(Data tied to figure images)
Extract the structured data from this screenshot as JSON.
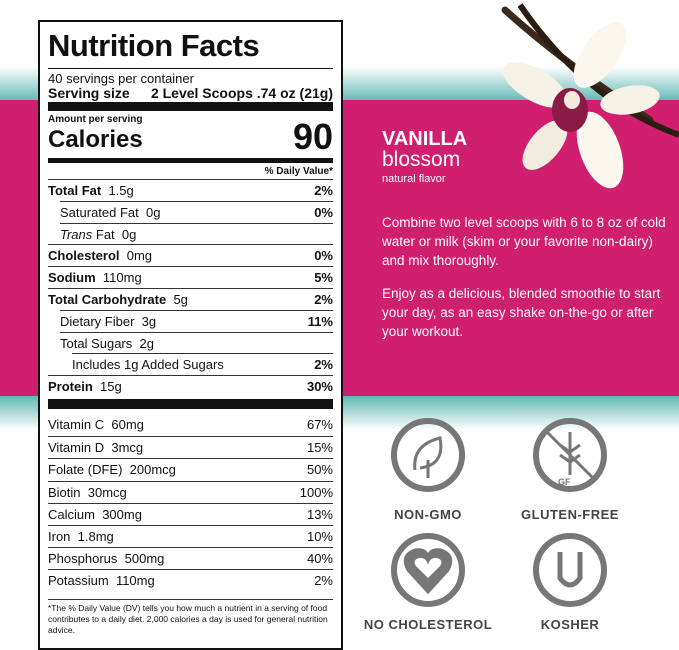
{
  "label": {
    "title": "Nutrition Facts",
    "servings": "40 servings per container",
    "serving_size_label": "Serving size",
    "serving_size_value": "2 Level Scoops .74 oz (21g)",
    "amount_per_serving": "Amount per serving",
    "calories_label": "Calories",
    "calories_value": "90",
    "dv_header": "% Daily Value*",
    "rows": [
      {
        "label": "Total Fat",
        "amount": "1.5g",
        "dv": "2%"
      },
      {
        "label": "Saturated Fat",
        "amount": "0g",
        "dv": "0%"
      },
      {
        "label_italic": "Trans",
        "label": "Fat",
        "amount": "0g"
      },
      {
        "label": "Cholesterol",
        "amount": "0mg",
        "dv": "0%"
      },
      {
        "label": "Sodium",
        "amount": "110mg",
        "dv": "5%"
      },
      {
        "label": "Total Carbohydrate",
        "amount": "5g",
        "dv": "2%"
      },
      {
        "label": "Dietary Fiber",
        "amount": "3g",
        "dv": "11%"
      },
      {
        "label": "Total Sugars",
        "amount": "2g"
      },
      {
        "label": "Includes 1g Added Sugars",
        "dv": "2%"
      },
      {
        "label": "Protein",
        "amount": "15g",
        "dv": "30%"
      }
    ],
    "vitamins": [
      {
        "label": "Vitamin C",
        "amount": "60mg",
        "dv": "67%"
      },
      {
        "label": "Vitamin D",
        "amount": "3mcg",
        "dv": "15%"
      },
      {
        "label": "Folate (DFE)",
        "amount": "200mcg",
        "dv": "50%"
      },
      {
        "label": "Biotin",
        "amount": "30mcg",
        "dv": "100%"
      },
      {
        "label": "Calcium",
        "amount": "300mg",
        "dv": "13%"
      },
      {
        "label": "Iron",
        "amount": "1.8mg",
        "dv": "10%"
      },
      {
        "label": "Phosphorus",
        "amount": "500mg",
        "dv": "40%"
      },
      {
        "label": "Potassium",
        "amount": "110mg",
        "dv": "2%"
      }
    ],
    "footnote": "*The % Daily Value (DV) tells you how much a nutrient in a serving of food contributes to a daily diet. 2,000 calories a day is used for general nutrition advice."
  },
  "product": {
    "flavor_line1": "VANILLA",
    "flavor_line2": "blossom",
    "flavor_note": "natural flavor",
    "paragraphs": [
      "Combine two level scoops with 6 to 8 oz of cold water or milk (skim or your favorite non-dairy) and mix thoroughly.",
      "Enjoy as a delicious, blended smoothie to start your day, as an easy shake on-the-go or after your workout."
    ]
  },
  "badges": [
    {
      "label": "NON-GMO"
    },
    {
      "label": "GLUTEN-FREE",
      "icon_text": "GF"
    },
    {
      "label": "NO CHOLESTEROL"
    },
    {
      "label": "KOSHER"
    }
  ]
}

[Try it] When a line in the data contains the string "Total", copy that line.

[Response below]
        "label": "Total Fat",
        "label": "Total Carbohydrate",
        "label": "Total Sugars",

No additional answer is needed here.